## CHALLENGE
Reproduce the records below exactly, leaving out any pictures.

## Data entries
+ + +

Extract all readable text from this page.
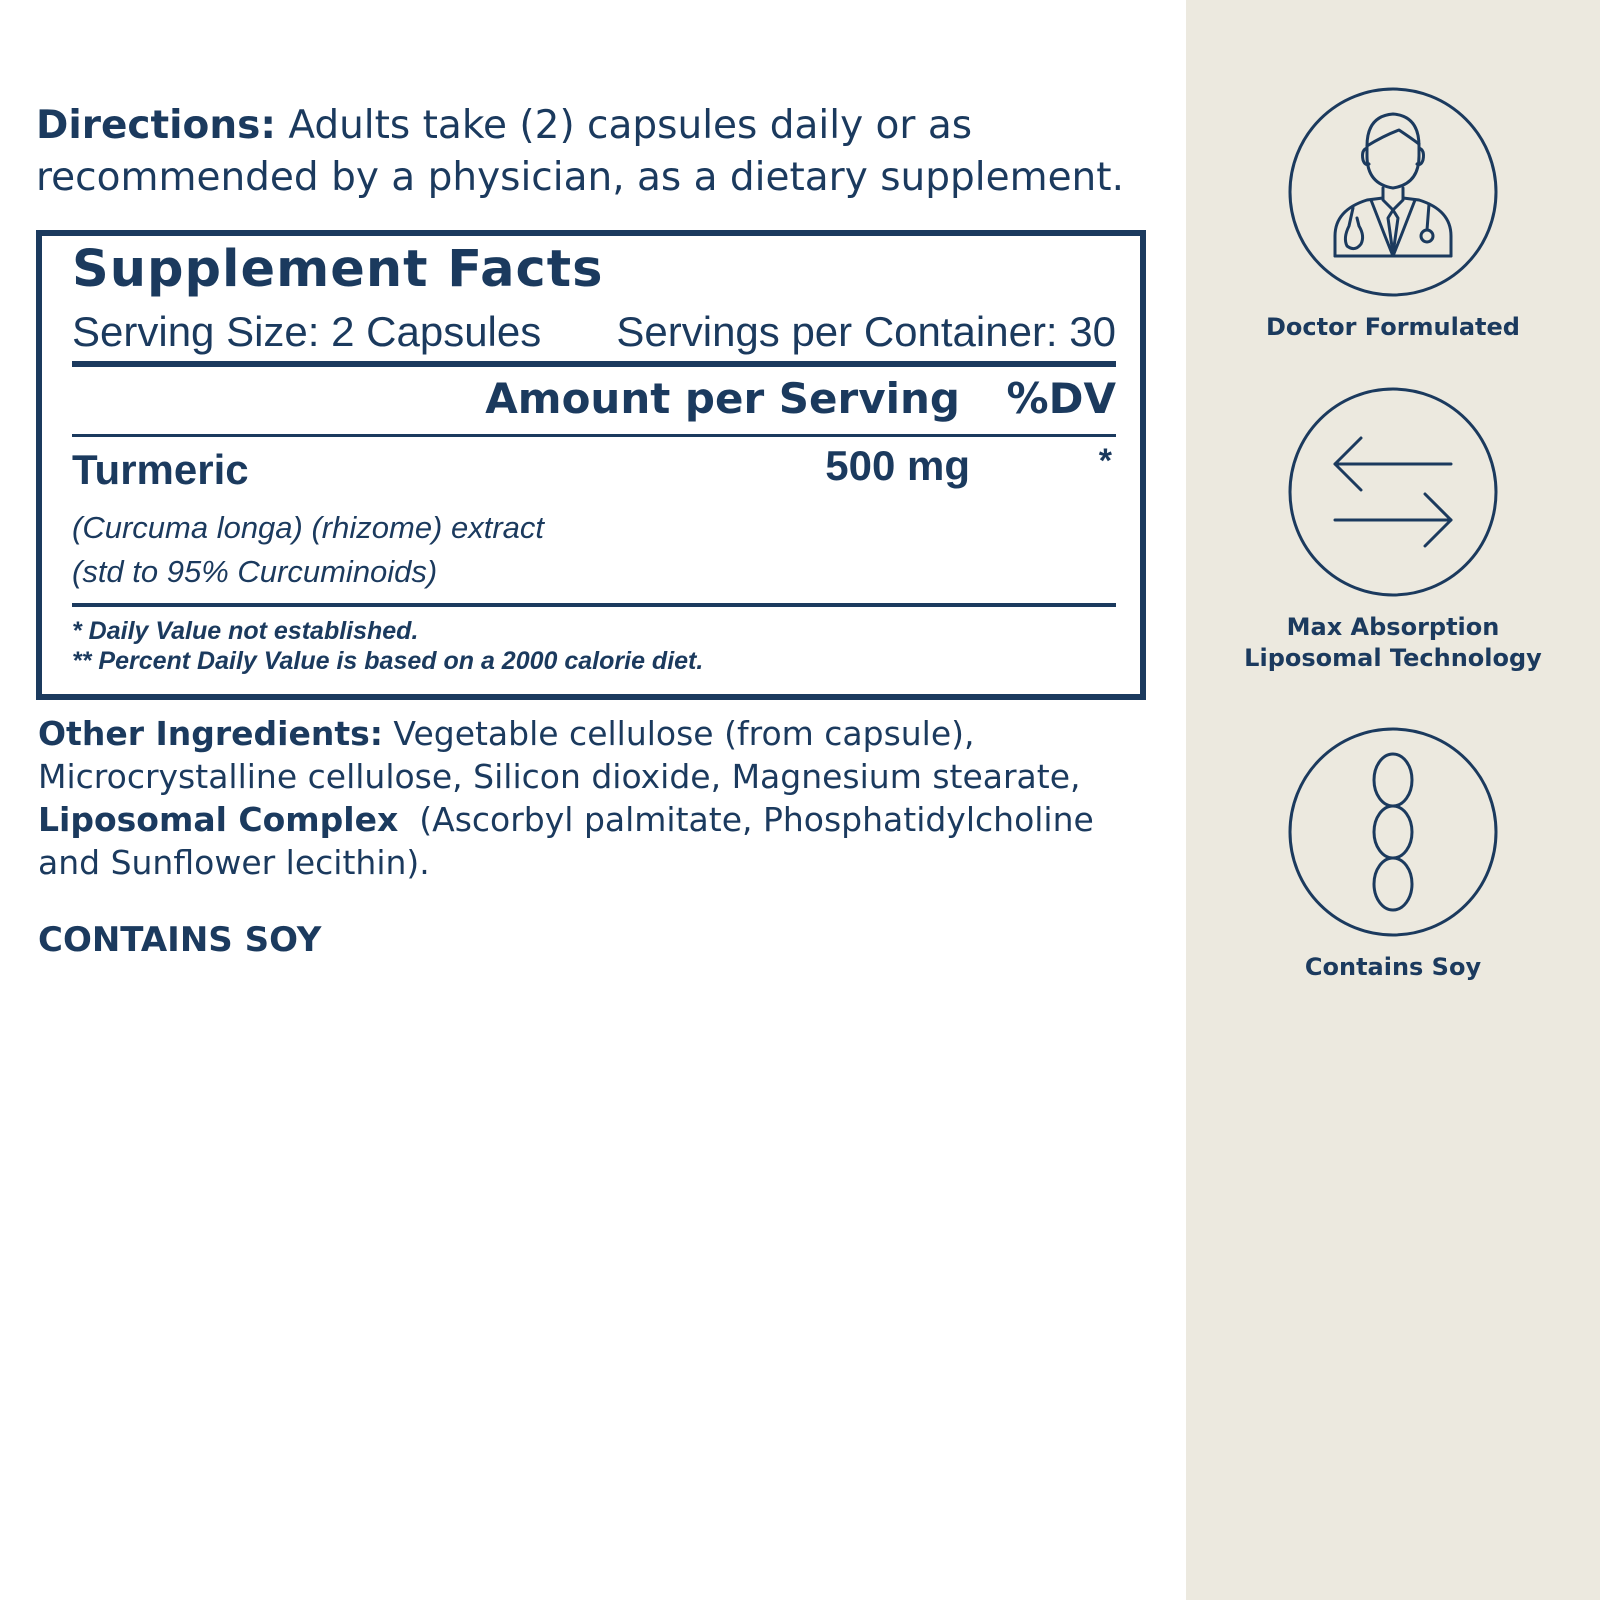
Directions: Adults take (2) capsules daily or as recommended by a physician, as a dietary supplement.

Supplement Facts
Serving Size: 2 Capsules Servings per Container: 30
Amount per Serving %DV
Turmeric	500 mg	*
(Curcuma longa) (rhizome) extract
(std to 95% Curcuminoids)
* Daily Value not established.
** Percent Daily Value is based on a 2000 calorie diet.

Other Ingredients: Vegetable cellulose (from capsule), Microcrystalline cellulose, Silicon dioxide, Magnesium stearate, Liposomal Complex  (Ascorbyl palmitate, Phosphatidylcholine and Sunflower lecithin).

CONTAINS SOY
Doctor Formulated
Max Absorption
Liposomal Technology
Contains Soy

+ + +

## RESPONSE TO THIS TASK
Extract all readable text from this page.
Directions: Adults take (2) capsules daily or as recommended by a physician, as a dietary supplement.

Supplement Facts
Serving Size: 2 Capsules Servings per Container: 30
Amount per Serving %DV
Turmeric	500 mg	*
(Curcuma longa) (rhizome) extract
(std to 95% Curcuminoids)
* Daily Value not established.
** Percent Daily Value is based on a 2000 calorie diet.

Other Ingredients: Vegetable cellulose (from capsule), Microcrystalline cellulose, Silicon dioxide, Magnesium stearate, Liposomal Complex  (Ascorbyl palmitate, Phosphatidylcholine and Sunflower lecithin).

CONTAINS SOY
Doctor Formulated
Max Absorption
Liposomal Technology
Contains Soy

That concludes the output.